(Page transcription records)
▼

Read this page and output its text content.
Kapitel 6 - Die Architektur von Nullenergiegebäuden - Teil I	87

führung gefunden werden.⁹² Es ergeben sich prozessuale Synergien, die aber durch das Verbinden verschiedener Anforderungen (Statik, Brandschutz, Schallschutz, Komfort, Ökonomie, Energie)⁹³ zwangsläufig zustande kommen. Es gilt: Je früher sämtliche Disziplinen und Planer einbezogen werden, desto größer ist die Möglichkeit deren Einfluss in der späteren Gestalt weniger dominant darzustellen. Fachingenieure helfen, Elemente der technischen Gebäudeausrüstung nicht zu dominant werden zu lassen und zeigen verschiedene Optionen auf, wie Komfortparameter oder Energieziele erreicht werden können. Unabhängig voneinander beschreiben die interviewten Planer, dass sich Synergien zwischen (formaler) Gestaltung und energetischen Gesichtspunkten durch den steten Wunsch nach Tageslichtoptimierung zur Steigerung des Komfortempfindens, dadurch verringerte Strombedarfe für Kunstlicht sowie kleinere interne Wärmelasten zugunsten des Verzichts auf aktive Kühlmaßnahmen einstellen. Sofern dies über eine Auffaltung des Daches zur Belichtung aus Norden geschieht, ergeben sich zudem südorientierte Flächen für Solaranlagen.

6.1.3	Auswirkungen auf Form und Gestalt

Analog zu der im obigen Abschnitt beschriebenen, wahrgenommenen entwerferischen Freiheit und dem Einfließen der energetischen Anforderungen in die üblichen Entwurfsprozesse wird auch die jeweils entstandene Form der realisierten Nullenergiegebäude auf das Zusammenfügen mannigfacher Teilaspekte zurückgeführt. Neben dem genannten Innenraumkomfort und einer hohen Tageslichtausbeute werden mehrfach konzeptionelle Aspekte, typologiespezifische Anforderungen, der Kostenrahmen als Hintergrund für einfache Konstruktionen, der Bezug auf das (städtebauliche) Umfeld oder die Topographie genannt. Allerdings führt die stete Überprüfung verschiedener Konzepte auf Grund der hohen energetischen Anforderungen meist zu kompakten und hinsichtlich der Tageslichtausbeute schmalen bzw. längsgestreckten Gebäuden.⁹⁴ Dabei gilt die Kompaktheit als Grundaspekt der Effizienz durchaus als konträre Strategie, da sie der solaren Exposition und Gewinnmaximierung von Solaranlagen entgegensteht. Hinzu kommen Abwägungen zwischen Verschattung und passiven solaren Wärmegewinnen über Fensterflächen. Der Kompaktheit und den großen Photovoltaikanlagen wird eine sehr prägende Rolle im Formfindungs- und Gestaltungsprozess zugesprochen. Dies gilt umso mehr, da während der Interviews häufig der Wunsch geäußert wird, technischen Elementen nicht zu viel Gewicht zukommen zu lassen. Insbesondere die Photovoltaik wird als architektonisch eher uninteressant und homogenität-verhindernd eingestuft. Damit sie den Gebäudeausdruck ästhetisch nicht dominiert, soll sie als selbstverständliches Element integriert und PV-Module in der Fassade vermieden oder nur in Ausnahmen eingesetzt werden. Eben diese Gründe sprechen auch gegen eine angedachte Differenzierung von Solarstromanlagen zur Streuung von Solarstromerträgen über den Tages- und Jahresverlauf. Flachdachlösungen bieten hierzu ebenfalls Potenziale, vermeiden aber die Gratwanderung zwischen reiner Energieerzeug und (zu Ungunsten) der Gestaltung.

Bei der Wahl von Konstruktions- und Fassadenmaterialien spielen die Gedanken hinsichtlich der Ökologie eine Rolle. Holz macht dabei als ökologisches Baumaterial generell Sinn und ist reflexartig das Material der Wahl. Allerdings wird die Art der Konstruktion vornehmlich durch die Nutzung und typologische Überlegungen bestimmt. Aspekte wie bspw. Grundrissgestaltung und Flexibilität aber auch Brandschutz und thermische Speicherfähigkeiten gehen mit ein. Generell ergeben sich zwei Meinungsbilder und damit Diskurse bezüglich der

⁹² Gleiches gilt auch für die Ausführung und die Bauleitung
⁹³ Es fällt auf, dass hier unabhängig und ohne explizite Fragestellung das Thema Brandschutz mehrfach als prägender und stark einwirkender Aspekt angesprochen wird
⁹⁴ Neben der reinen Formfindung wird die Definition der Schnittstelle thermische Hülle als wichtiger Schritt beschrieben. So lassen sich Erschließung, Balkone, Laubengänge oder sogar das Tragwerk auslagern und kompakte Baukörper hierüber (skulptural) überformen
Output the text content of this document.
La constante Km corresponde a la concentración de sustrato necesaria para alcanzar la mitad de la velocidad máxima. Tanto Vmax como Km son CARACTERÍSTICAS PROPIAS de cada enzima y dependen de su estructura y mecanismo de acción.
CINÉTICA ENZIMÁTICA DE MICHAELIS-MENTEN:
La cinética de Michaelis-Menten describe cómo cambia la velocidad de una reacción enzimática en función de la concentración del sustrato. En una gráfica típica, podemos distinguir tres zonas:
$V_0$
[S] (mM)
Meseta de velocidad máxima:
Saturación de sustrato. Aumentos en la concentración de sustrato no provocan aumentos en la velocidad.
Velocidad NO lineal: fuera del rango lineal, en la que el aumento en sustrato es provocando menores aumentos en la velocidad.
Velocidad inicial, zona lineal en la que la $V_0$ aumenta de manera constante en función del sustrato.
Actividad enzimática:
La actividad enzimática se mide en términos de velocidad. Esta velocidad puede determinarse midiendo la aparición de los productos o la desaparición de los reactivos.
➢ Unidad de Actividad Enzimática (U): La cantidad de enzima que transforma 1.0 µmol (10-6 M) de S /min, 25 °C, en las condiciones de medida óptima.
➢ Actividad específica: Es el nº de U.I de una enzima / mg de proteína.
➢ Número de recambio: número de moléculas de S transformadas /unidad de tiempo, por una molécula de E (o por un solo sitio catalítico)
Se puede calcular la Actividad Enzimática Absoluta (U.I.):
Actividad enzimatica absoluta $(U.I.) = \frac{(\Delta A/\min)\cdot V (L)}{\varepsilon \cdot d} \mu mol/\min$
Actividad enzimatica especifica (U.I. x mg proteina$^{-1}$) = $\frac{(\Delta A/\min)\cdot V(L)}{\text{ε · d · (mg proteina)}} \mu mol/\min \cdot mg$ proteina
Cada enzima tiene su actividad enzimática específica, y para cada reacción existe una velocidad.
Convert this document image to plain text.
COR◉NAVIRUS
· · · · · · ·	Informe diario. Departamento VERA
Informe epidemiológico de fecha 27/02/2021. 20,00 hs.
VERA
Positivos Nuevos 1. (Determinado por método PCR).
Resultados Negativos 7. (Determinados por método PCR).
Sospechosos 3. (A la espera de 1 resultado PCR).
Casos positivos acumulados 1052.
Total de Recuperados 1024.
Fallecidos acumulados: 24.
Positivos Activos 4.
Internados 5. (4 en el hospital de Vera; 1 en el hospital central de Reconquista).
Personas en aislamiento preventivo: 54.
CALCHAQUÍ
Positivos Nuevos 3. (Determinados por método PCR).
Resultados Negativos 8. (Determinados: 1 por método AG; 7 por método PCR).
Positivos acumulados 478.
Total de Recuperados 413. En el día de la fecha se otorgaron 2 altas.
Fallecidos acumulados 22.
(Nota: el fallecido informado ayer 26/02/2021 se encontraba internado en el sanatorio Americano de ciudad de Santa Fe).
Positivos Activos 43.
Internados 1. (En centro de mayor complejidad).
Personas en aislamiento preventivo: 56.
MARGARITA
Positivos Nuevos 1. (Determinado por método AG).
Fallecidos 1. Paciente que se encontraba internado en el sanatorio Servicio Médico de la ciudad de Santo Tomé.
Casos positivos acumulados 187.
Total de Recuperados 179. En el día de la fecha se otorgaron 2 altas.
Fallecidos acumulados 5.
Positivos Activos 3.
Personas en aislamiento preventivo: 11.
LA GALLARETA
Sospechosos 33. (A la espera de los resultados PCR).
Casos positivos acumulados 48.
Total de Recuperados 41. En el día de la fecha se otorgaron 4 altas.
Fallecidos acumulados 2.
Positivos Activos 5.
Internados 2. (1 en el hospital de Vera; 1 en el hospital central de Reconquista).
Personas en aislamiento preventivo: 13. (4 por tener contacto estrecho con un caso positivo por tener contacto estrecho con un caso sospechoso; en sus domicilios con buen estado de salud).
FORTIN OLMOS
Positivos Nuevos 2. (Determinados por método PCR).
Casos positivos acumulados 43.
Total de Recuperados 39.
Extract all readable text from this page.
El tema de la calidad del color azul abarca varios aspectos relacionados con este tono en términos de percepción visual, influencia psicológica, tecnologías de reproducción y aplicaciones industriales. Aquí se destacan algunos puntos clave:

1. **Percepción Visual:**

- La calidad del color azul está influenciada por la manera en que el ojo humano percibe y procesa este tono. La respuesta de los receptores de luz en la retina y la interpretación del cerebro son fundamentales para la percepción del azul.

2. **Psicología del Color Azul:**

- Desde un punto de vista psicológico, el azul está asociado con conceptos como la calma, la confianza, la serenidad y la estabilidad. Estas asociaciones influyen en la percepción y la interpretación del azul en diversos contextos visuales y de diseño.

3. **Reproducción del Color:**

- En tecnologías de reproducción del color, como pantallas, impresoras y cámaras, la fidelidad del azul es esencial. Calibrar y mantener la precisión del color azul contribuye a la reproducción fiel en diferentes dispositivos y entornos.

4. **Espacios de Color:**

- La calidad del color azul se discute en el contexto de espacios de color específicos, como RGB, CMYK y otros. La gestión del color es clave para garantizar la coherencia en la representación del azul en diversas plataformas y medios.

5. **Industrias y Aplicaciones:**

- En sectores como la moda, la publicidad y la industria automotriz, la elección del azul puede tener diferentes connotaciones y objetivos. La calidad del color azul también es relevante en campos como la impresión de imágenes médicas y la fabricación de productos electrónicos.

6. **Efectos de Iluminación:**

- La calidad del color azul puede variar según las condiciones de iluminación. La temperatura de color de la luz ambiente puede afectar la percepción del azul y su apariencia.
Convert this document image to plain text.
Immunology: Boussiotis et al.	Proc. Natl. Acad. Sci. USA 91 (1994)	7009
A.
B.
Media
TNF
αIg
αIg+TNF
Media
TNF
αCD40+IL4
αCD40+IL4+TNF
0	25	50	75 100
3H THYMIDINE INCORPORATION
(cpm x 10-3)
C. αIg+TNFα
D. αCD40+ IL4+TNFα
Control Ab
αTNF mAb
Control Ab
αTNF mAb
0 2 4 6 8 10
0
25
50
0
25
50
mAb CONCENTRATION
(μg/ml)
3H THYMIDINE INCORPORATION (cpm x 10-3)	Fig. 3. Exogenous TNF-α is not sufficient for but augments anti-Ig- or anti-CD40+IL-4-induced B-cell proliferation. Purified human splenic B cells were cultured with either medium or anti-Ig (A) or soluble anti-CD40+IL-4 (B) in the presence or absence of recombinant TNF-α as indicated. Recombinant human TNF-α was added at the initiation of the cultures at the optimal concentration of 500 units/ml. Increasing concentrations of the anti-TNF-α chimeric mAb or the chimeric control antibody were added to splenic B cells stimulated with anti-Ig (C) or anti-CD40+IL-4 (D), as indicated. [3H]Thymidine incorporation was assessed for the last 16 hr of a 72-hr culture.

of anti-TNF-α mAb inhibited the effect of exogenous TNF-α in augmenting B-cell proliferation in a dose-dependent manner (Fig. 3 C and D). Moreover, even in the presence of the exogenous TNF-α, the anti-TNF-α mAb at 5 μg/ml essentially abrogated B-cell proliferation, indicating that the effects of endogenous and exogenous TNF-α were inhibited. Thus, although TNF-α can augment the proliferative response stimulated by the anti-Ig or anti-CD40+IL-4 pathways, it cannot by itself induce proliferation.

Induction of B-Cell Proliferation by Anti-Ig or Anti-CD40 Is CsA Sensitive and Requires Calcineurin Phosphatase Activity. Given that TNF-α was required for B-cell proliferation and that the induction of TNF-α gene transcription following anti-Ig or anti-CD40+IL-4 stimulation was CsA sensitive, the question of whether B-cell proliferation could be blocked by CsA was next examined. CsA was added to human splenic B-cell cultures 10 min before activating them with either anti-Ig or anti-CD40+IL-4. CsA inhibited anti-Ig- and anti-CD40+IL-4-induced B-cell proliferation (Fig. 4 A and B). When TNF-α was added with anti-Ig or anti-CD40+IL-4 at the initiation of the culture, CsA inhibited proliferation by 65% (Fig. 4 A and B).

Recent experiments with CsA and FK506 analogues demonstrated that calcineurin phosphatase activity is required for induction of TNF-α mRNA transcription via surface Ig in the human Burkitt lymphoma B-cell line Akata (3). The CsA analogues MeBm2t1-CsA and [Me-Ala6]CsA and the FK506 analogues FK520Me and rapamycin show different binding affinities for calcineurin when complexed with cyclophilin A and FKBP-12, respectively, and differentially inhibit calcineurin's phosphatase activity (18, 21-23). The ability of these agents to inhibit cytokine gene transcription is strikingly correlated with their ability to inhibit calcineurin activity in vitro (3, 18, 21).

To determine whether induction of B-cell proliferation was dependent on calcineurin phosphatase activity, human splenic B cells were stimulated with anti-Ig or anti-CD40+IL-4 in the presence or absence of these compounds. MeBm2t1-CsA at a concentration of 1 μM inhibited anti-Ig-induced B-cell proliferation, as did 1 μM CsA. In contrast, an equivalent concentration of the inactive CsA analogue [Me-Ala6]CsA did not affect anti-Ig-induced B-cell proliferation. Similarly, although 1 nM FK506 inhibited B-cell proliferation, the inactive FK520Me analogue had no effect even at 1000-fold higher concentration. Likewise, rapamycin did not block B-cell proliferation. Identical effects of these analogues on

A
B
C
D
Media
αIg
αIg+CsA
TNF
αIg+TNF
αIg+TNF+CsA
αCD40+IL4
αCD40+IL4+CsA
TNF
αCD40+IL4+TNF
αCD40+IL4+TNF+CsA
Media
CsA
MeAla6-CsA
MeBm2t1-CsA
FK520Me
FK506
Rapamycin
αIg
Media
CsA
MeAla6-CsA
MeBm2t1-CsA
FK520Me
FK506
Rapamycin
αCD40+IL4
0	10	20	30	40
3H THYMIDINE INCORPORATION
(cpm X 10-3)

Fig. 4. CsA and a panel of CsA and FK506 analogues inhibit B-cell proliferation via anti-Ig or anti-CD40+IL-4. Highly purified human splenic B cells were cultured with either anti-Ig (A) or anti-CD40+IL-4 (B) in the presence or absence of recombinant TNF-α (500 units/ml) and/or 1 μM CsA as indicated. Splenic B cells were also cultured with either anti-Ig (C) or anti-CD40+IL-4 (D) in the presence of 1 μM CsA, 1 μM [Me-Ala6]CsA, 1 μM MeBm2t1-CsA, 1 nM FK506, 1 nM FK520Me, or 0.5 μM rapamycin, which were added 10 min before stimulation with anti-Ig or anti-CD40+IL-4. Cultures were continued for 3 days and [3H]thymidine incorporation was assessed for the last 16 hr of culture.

▲

== Activity ==
Search the data above for the string "Casos". Report every line where it is found.

== Completed task ==
Casos positivos acumulados 1052.
Casos positivos acumulados 187.
Casos positivos acumulados 48.
Casos positivos acumulados 43.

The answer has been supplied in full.